Gather all lines in the records below that include the word "with".
--- begin DATA LISTING ---
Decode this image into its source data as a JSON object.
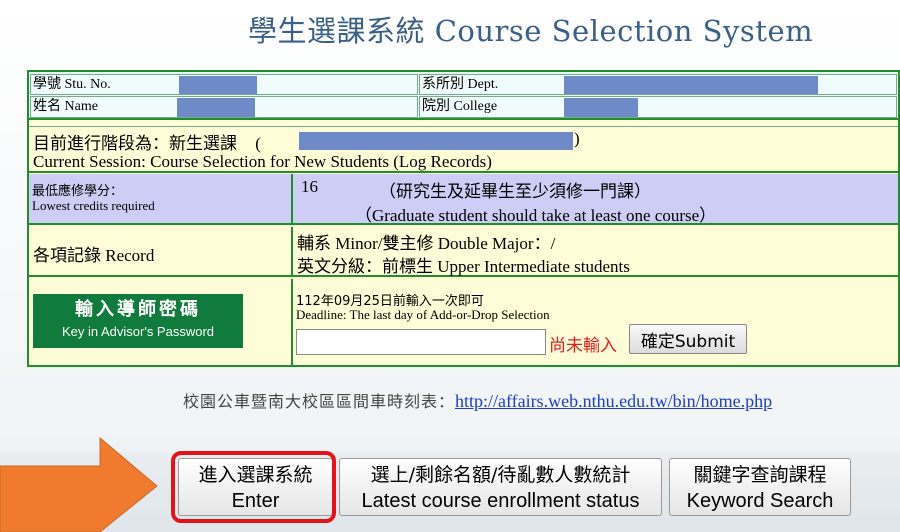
{
  "header": {
    "title": "學生選課系統 Course Selection System"
  },
  "student": {
    "stu_no_label": "學號 Stu. No.",
    "name_label": "姓名 Name",
    "dept_label": "系所別 Dept.",
    "college_label": "院別 College"
  },
  "session": {
    "zh": "目前進行階段為：新生選課",
    "paren_open": "(",
    "paren_close": ")",
    "en": "Current Session: Course Selection for New Students (Log Records)"
  },
  "credits": {
    "label_zh": "最低應修學分：",
    "label_en": "Lowest credits required",
    "value": "16",
    "note_zh": "（研究生及延畢生至少須修一門課）",
    "note_en": "（Graduate student should take at least one course）"
  },
  "record": {
    "label": "各項記錄 Record",
    "minor": "輔系 Minor/雙主修 Double Major：/",
    "english": "英文分級：前標生 Upper Intermediate students"
  },
  "advisor": {
    "button_zh": "輸入導師密碼",
    "button_en": "Key in Advisor's Password",
    "deadline_zh": "112年09月25日前輸入一次即可",
    "deadline_en": "Deadline: The last day of Add-or-Drop Selection",
    "password_value": "",
    "status": "尚未輸入",
    "submit": "確定Submit"
  },
  "bus": {
    "label": "校園公車暨南大校區區間車時刻表：",
    "link": "http://affairs.web.nthu.edu.tw/bin/home.php"
  },
  "nav": {
    "enter_zh": "進入選課系統",
    "enter_en": "Enter",
    "status_zh": "選上/剩餘名額/待亂數人數統計",
    "status_en": "Latest course enrollment status",
    "keyword_zh": "關鍵字查詢課程",
    "keyword_en": "Keyword Search"
  },
  "colors": {
    "border_green": "#1f8e2c",
    "cell_yellow": "#fefdd8",
    "cell_lavender": "#cdcdf5",
    "redacted_blue": "#6f8bc7",
    "highlight_red": "#e2141a",
    "arrow_orange": "#f07b2f"
  }
}
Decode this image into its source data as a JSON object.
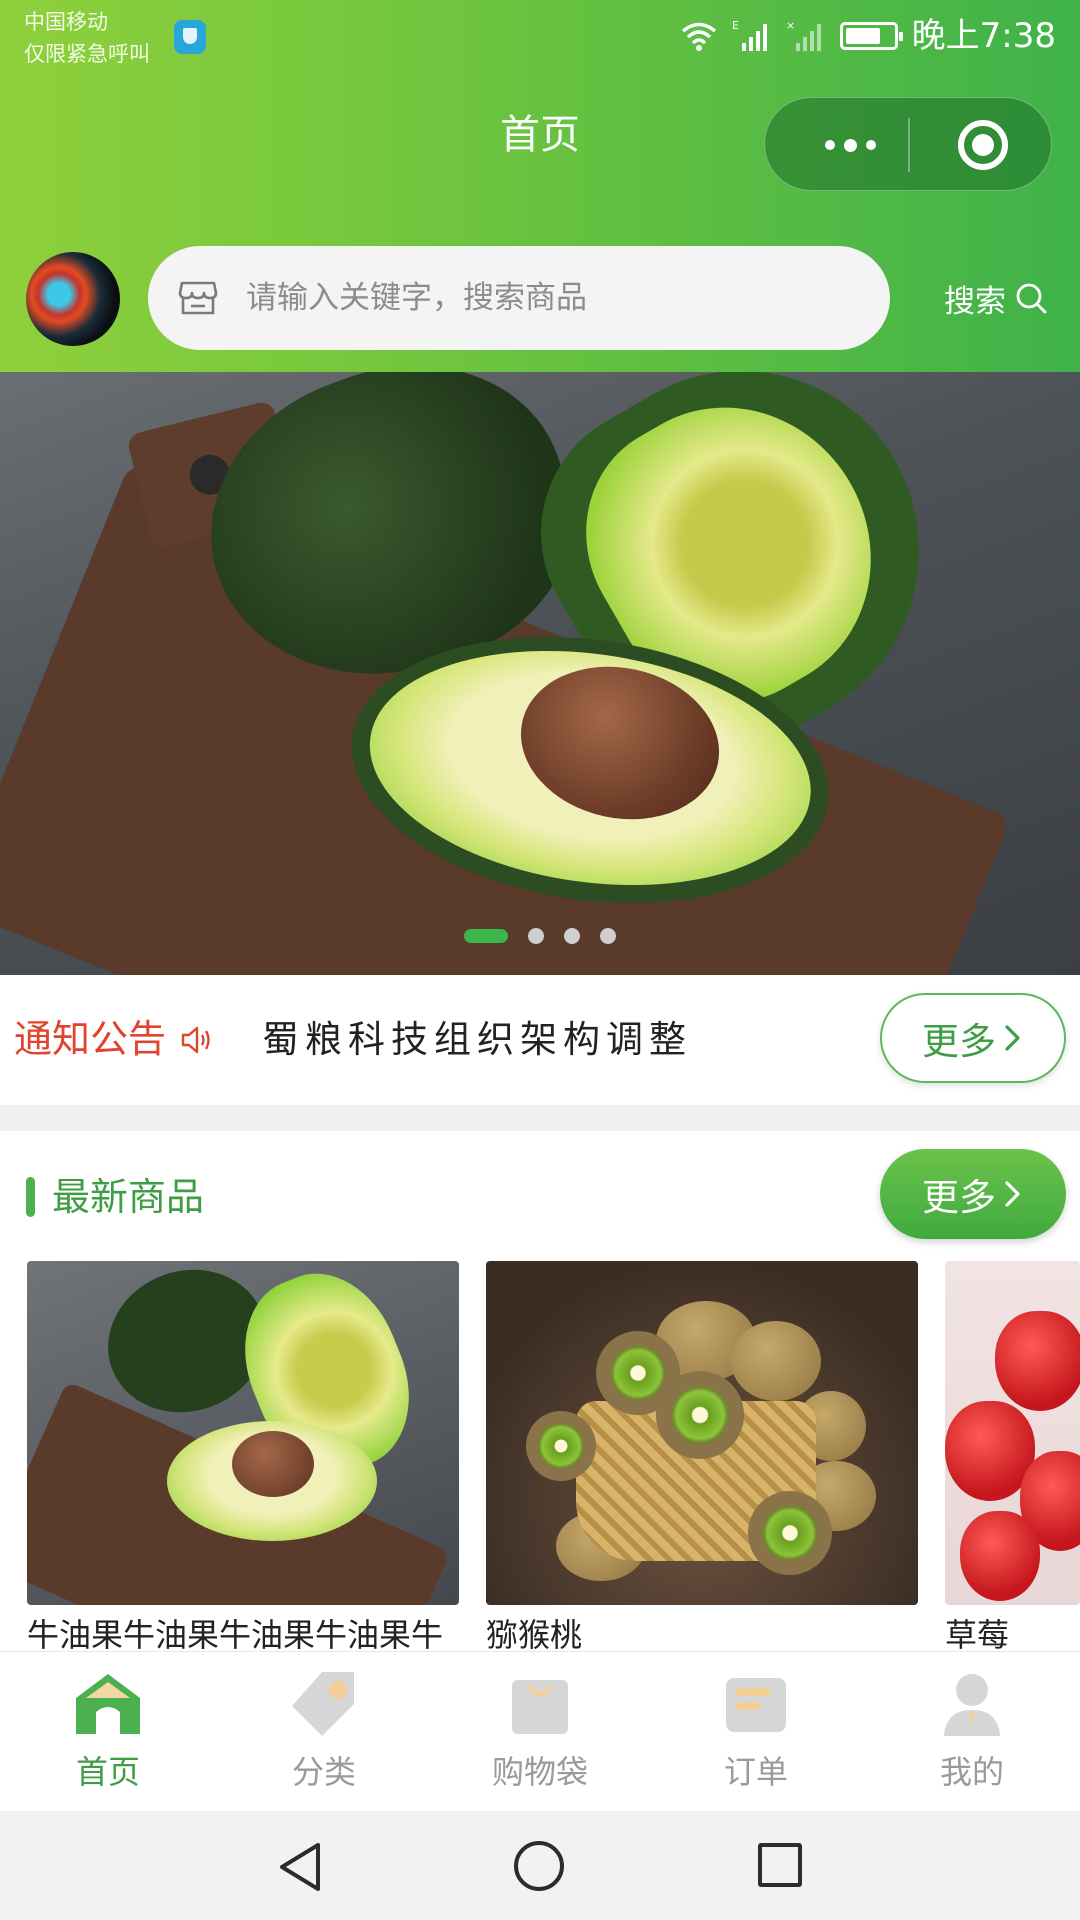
{
  "status_bar": {
    "carrier": "中国移动",
    "emergency": "仅限紧急呼叫",
    "time": "晚上7:38"
  },
  "nav": {
    "title": "首页"
  },
  "search": {
    "placeholder": "请输入关键字，搜索商品",
    "value": "",
    "button_label": "搜索"
  },
  "banner": {
    "slide_count": 4,
    "active_slide": 1
  },
  "notice": {
    "label": "通知公告",
    "text": "蜀粮科技组织架构调整",
    "more_label": "更多"
  },
  "new_products": {
    "title": "最新商品",
    "more_label": "更多",
    "items": [
      {
        "name": "牛油果牛油果牛油果牛油果牛"
      },
      {
        "name": "猕猴桃"
      },
      {
        "name": "草莓"
      }
    ]
  },
  "tabbar": {
    "items": [
      {
        "label": "首页",
        "icon": "home-icon",
        "active": true
      },
      {
        "label": "分类",
        "icon": "tag-icon",
        "active": false
      },
      {
        "label": "购物袋",
        "icon": "shopping-bag-icon",
        "active": false
      },
      {
        "label": "订单",
        "icon": "order-icon",
        "active": false
      },
      {
        "label": "我的",
        "icon": "user-icon",
        "active": false
      }
    ]
  },
  "colors": {
    "brand_green": "#3fb24a",
    "notice_red": "#e0432e",
    "inactive_gray": "#9a9a9a"
  }
}
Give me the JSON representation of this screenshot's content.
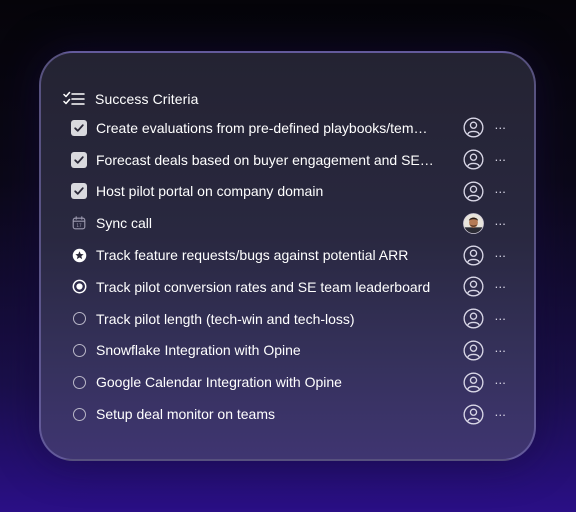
{
  "header": {
    "title": "Success Criteria",
    "icon": "checklist-icon"
  },
  "colors": {
    "checkbox_fill": "#d9d9de",
    "text": "#ffffff",
    "muted": "#b9b7c8"
  },
  "items": [
    {
      "status": "checked",
      "label": "Create evaluations from pre-defined playbooks/tem…",
      "assignee": "user-outline-icon"
    },
    {
      "status": "checked",
      "label": "Forecast deals based on buyer engagement and SE…",
      "assignee": "user-outline-icon"
    },
    {
      "status": "checked",
      "label": "Host pilot portal on company domain",
      "assignee": "user-outline-icon"
    },
    {
      "status": "calendar",
      "label": "Sync call",
      "assignee": "avatar-photo"
    },
    {
      "status": "star",
      "label": "Track feature requests/bugs against potential ARR",
      "assignee": "user-outline-icon"
    },
    {
      "status": "radio",
      "label": "Track pilot conversion rates and SE team leaderboard",
      "assignee": "user-outline-icon"
    },
    {
      "status": "empty",
      "label": "Track pilot length (tech-win and tech-loss)",
      "assignee": "user-outline-icon"
    },
    {
      "status": "empty",
      "label": "Snowflake Integration with Opine",
      "assignee": "user-outline-icon"
    },
    {
      "status": "empty",
      "label": "Google Calendar Integration with Opine",
      "assignee": "user-outline-icon"
    },
    {
      "status": "empty",
      "label": "Setup deal monitor on teams",
      "assignee": "user-outline-icon"
    }
  ],
  "more_label": "···"
}
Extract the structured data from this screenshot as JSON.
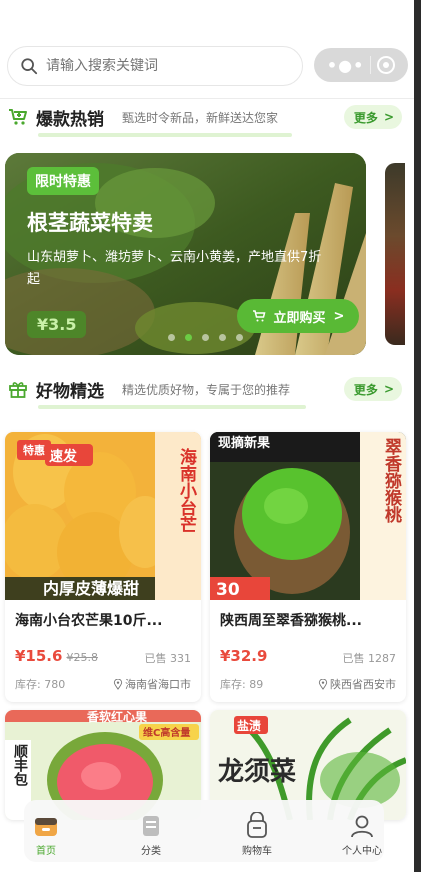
{
  "search": {
    "placeholder": "请输入搜索关键词"
  },
  "hot_section": {
    "title": "爆款热销",
    "subtitle": "甄选时令新品，新鲜送达您家",
    "more_label": "更多"
  },
  "banner": {
    "tag": "限时特惠",
    "title": "根茎蔬菜特卖",
    "description": "山东胡萝卜、潍坊萝卜、云南小黄姜，产地直供7折起",
    "price": "¥3.5",
    "buy_label": "立即购买",
    "slide_count": 5,
    "active_slide": 2
  },
  "picks_section": {
    "title": "好物精选",
    "subtitle": "精选优质好物，专属于您的推荐",
    "more_label": "更多"
  },
  "products": [
    {
      "badge": "特惠",
      "name": "海南小台农芒果10斤...",
      "price": "¥15.6",
      "old_price": "¥25.8",
      "sold": "已售 331",
      "stock": "库存: 780",
      "location": "海南省海口市"
    },
    {
      "name": "陕西周至翠香猕猴桃...",
      "price": "¥32.9",
      "sold": "已售 1287",
      "stock": "库存: 89",
      "location": "陕西省西安市"
    },
    {
      "name": "",
      "price": ""
    },
    {
      "name": "",
      "price": ""
    }
  ],
  "image_text": {
    "mango_side": "海南小台芒",
    "mango_top": "速发",
    "mango_bottom": "内厚皮薄爆甜",
    "kiwi_top": "现摘新果",
    "kiwi_side": "翠香猕猴桃",
    "kiwi_bottom": "30",
    "guava_top": "香软红心果",
    "guava_sub": "维C高含量",
    "guava_side": "顺丰包",
    "veg_title": "龙须菜",
    "veg_tag": "盐渍"
  },
  "tabbar": [
    {
      "label": "首页",
      "icon": "home-icon",
      "active": true
    },
    {
      "label": "分类",
      "icon": "category-icon",
      "active": false
    },
    {
      "label": "购物车",
      "icon": "cart-icon",
      "active": false
    },
    {
      "label": "个人中心",
      "icon": "user-icon",
      "active": false
    }
  ],
  "colors": {
    "accent": "#59b935",
    "price": "#e94a3c",
    "more_bg": "#e9f7df"
  }
}
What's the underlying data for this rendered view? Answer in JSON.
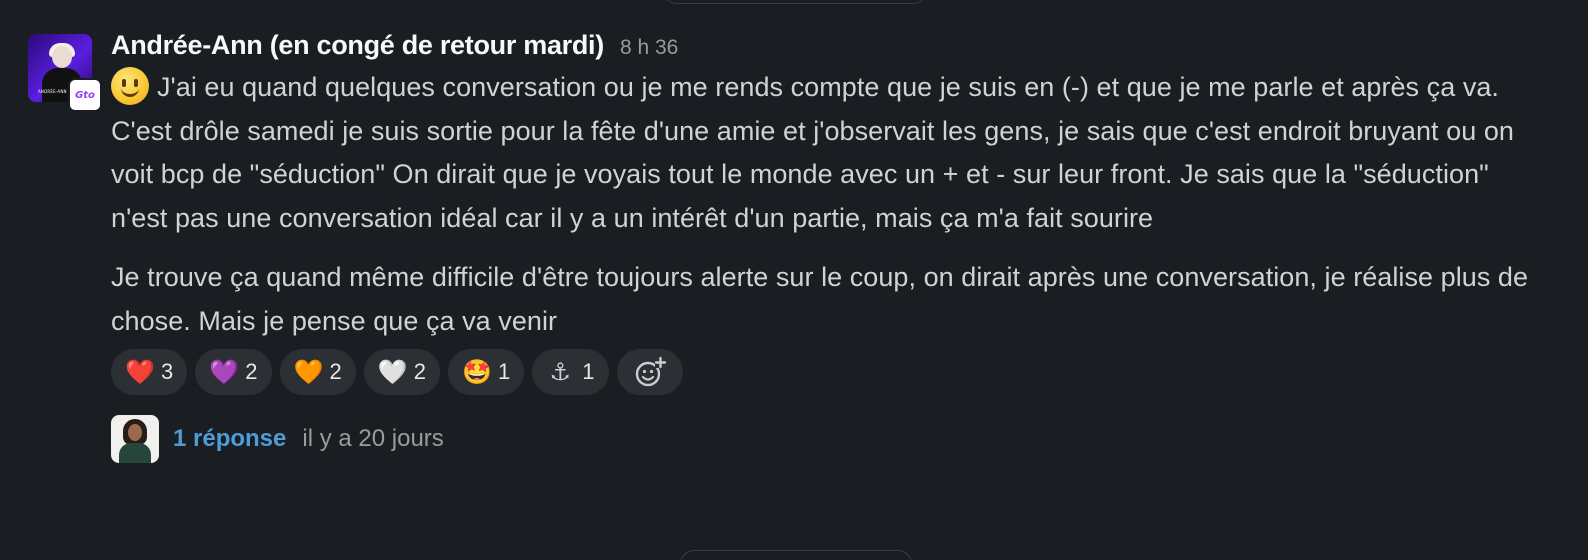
{
  "message": {
    "author": "Andrée-Ann (en congé de retour mardi)",
    "timestamp": "8 h 36",
    "avatar_badge": "Gto",
    "avatar_caption": "ANDRÉE-ANN",
    "leading_emoji": "slightly-smiling-face",
    "paragraphs": [
      "J'ai eu quand quelques conversation ou je me rends compte que je suis en (-) et que je me parle et après ça va.",
      "C'est drôle samedi je suis sortie pour la fête d'une amie et j'observait les gens, je sais que c'est endroit bruyant ou on voit bcp de \"séduction\" On dirait que je voyais tout le monde avec un + et - sur leur front. Je sais que la \"séduction\" n'est pas une conversation idéal car il y a un intérêt d'un partie, mais ça m'a fait  sourire",
      "Je trouve ça quand même difficile d'être toujours alerte sur le coup, on dirait après une conversation, je réalise plus de chose. Mais je pense que ça va venir"
    ]
  },
  "reactions": [
    {
      "emoji": "❤️",
      "name": "red-heart",
      "count": "3"
    },
    {
      "emoji": "💜",
      "name": "purple-heart",
      "count": "2"
    },
    {
      "emoji": "🧡",
      "name": "orange-heart",
      "count": "2"
    },
    {
      "emoji": "🤍",
      "name": "white-heart",
      "count": "2"
    },
    {
      "emoji": "🤩",
      "name": "star-struck",
      "count": "1"
    },
    {
      "emoji": "⚓",
      "name": "anchor",
      "count": "1"
    }
  ],
  "add_reaction_icon": "add-reaction-icon",
  "thread": {
    "reply_count": "1 réponse",
    "last_reply": "il y a 20 jours"
  },
  "colors": {
    "background": "#1a1d21",
    "text": "#d1d2d3",
    "link": "#4e9dd6",
    "muted": "#9a9b9d",
    "reaction_bg": "#2c2f33"
  }
}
--- end DATA LISTING ---
== RESULT ==
      "label": "Snowflake Integration with Opine",
      "label": "Google Calendar Integration with Opine",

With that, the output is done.